*JOB*: Go through the records and extract every line with the word "temperature".

*RECORDS SHOWN*:

=======

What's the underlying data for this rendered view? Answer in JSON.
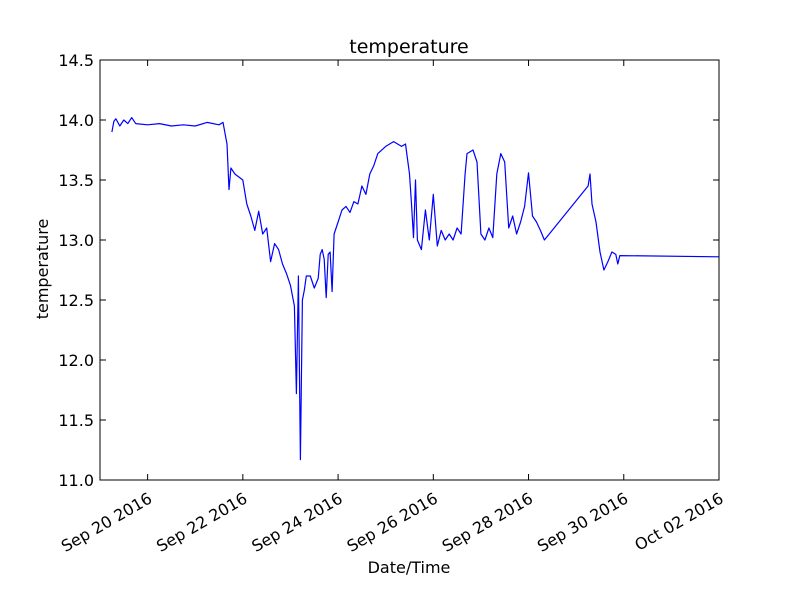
{
  "chart_data": {
    "type": "line",
    "title": "temperature",
    "xlabel": "Date/Time",
    "ylabel": "temperature",
    "ylim": [
      11.0,
      14.5
    ],
    "xlim": [
      "2016-09-19T00:00",
      "2016-10-02T00:00"
    ],
    "grid": false,
    "legend": "none",
    "y_ticks": [
      "11.0",
      "11.5",
      "12.0",
      "12.5",
      "13.0",
      "13.5",
      "14.0",
      "14.5"
    ],
    "x_ticks": [
      {
        "date": "2016-09-20",
        "label": "Sep 20 2016"
      },
      {
        "date": "2016-09-22",
        "label": "Sep 22 2016"
      },
      {
        "date": "2016-09-24",
        "label": "Sep 24 2016"
      },
      {
        "date": "2016-09-26",
        "label": "Sep 26 2016"
      },
      {
        "date": "2016-09-28",
        "label": "Sep 28 2016"
      },
      {
        "date": "2016-09-30",
        "label": "Sep 30 2016"
      },
      {
        "date": "2016-10-02",
        "label": "Oct 02 2016"
      }
    ],
    "series": [
      {
        "color": "#0000ff",
        "points": [
          [
            "2016-09-19T06:00",
            13.9
          ],
          [
            "2016-09-19T07:00",
            13.99
          ],
          [
            "2016-09-19T08:00",
            14.01
          ],
          [
            "2016-09-19T10:00",
            13.95
          ],
          [
            "2016-09-19T12:00",
            14.0
          ],
          [
            "2016-09-19T14:00",
            13.97
          ],
          [
            "2016-09-19T16:00",
            14.02
          ],
          [
            "2016-09-19T18:00",
            13.97
          ],
          [
            "2016-09-20T00:00",
            13.96
          ],
          [
            "2016-09-20T06:00",
            13.97
          ],
          [
            "2016-09-20T12:00",
            13.95
          ],
          [
            "2016-09-20T18:00",
            13.96
          ],
          [
            "2016-09-21T00:00",
            13.95
          ],
          [
            "2016-09-21T06:00",
            13.98
          ],
          [
            "2016-09-21T12:00",
            13.96
          ],
          [
            "2016-09-21T14:00",
            13.98
          ],
          [
            "2016-09-21T16:00",
            13.8
          ],
          [
            "2016-09-21T17:00",
            13.42
          ],
          [
            "2016-09-21T18:00",
            13.6
          ],
          [
            "2016-09-21T20:00",
            13.55
          ],
          [
            "2016-09-22T00:00",
            13.5
          ],
          [
            "2016-09-22T02:00",
            13.3
          ],
          [
            "2016-09-22T04:00",
            13.2
          ],
          [
            "2016-09-22T06:00",
            13.08
          ],
          [
            "2016-09-22T08:00",
            13.24
          ],
          [
            "2016-09-22T10:00",
            13.05
          ],
          [
            "2016-09-22T12:00",
            13.1
          ],
          [
            "2016-09-22T14:00",
            12.82
          ],
          [
            "2016-09-22T16:00",
            12.97
          ],
          [
            "2016-09-22T18:00",
            12.92
          ],
          [
            "2016-09-22T20:00",
            12.8
          ],
          [
            "2016-09-22T22:00",
            12.72
          ],
          [
            "2016-09-23T00:00",
            12.62
          ],
          [
            "2016-09-23T02:00",
            12.45
          ],
          [
            "2016-09-23T03:00",
            11.72
          ],
          [
            "2016-09-23T04:00",
            12.7
          ],
          [
            "2016-09-23T05:00",
            11.17
          ],
          [
            "2016-09-23T06:00",
            12.5
          ],
          [
            "2016-09-23T07:00",
            12.58
          ],
          [
            "2016-09-23T08:00",
            12.7
          ],
          [
            "2016-09-23T10:00",
            12.7
          ],
          [
            "2016-09-23T12:00",
            12.6
          ],
          [
            "2016-09-23T14:00",
            12.68
          ],
          [
            "2016-09-23T15:00",
            12.88
          ],
          [
            "2016-09-23T16:00",
            12.92
          ],
          [
            "2016-09-23T17:00",
            12.84
          ],
          [
            "2016-09-23T18:00",
            12.52
          ],
          [
            "2016-09-23T19:00",
            12.88
          ],
          [
            "2016-09-23T20:00",
            12.9
          ],
          [
            "2016-09-23T21:00",
            12.57
          ],
          [
            "2016-09-23T22:00",
            13.05
          ],
          [
            "2016-09-24T00:00",
            13.15
          ],
          [
            "2016-09-24T02:00",
            13.25
          ],
          [
            "2016-09-24T04:00",
            13.28
          ],
          [
            "2016-09-24T06:00",
            13.23
          ],
          [
            "2016-09-24T08:00",
            13.32
          ],
          [
            "2016-09-24T10:00",
            13.3
          ],
          [
            "2016-09-24T12:00",
            13.45
          ],
          [
            "2016-09-24T14:00",
            13.38
          ],
          [
            "2016-09-24T16:00",
            13.55
          ],
          [
            "2016-09-24T18:00",
            13.62
          ],
          [
            "2016-09-24T20:00",
            13.72
          ],
          [
            "2016-09-25T00:00",
            13.78
          ],
          [
            "2016-09-25T04:00",
            13.82
          ],
          [
            "2016-09-25T08:00",
            13.78
          ],
          [
            "2016-09-25T10:00",
            13.8
          ],
          [
            "2016-09-25T12:00",
            13.55
          ],
          [
            "2016-09-25T13:00",
            13.3
          ],
          [
            "2016-09-25T14:00",
            13.02
          ],
          [
            "2016-09-25T15:00",
            13.5
          ],
          [
            "2016-09-25T16:00",
            13.0
          ],
          [
            "2016-09-25T18:00",
            12.92
          ],
          [
            "2016-09-25T20:00",
            13.25
          ],
          [
            "2016-09-25T22:00",
            13.0
          ],
          [
            "2016-09-26T00:00",
            13.38
          ],
          [
            "2016-09-26T02:00",
            12.95
          ],
          [
            "2016-09-26T04:00",
            13.08
          ],
          [
            "2016-09-26T06:00",
            13.0
          ],
          [
            "2016-09-26T08:00",
            13.05
          ],
          [
            "2016-09-26T10:00",
            13.0
          ],
          [
            "2016-09-26T12:00",
            13.1
          ],
          [
            "2016-09-26T14:00",
            13.05
          ],
          [
            "2016-09-26T16:00",
            13.55
          ],
          [
            "2016-09-26T17:00",
            13.72
          ],
          [
            "2016-09-26T20:00",
            13.75
          ],
          [
            "2016-09-26T22:00",
            13.65
          ],
          [
            "2016-09-27T00:00",
            13.05
          ],
          [
            "2016-09-27T02:00",
            13.0
          ],
          [
            "2016-09-27T04:00",
            13.1
          ],
          [
            "2016-09-27T06:00",
            13.02
          ],
          [
            "2016-09-27T08:00",
            13.55
          ],
          [
            "2016-09-27T10:00",
            13.72
          ],
          [
            "2016-09-27T12:00",
            13.65
          ],
          [
            "2016-09-27T14:00",
            13.1
          ],
          [
            "2016-09-27T16:00",
            13.2
          ],
          [
            "2016-09-27T18:00",
            13.05
          ],
          [
            "2016-09-27T20:00",
            13.15
          ],
          [
            "2016-09-27T22:00",
            13.28
          ],
          [
            "2016-09-28T00:00",
            13.56
          ],
          [
            "2016-09-28T02:00",
            13.2
          ],
          [
            "2016-09-28T04:00",
            13.15
          ],
          [
            "2016-09-28T06:00",
            13.08
          ],
          [
            "2016-09-28T08:00",
            13.0
          ],
          [
            "2016-09-29T06:00",
            13.45
          ],
          [
            "2016-09-29T07:00",
            13.55
          ],
          [
            "2016-09-29T08:00",
            13.3
          ],
          [
            "2016-09-29T10:00",
            13.15
          ],
          [
            "2016-09-29T12:00",
            12.9
          ],
          [
            "2016-09-29T14:00",
            12.75
          ],
          [
            "2016-09-29T16:00",
            12.82
          ],
          [
            "2016-09-29T18:00",
            12.9
          ],
          [
            "2016-09-29T20:00",
            12.88
          ],
          [
            "2016-09-29T21:00",
            12.8
          ],
          [
            "2016-09-29T22:00",
            12.87
          ],
          [
            "2016-10-02T00:00",
            12.86
          ]
        ]
      }
    ]
  }
}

=======

*SOLVED EXERCISE*:
    "title": "temperature",
    "ylabel": "temperature",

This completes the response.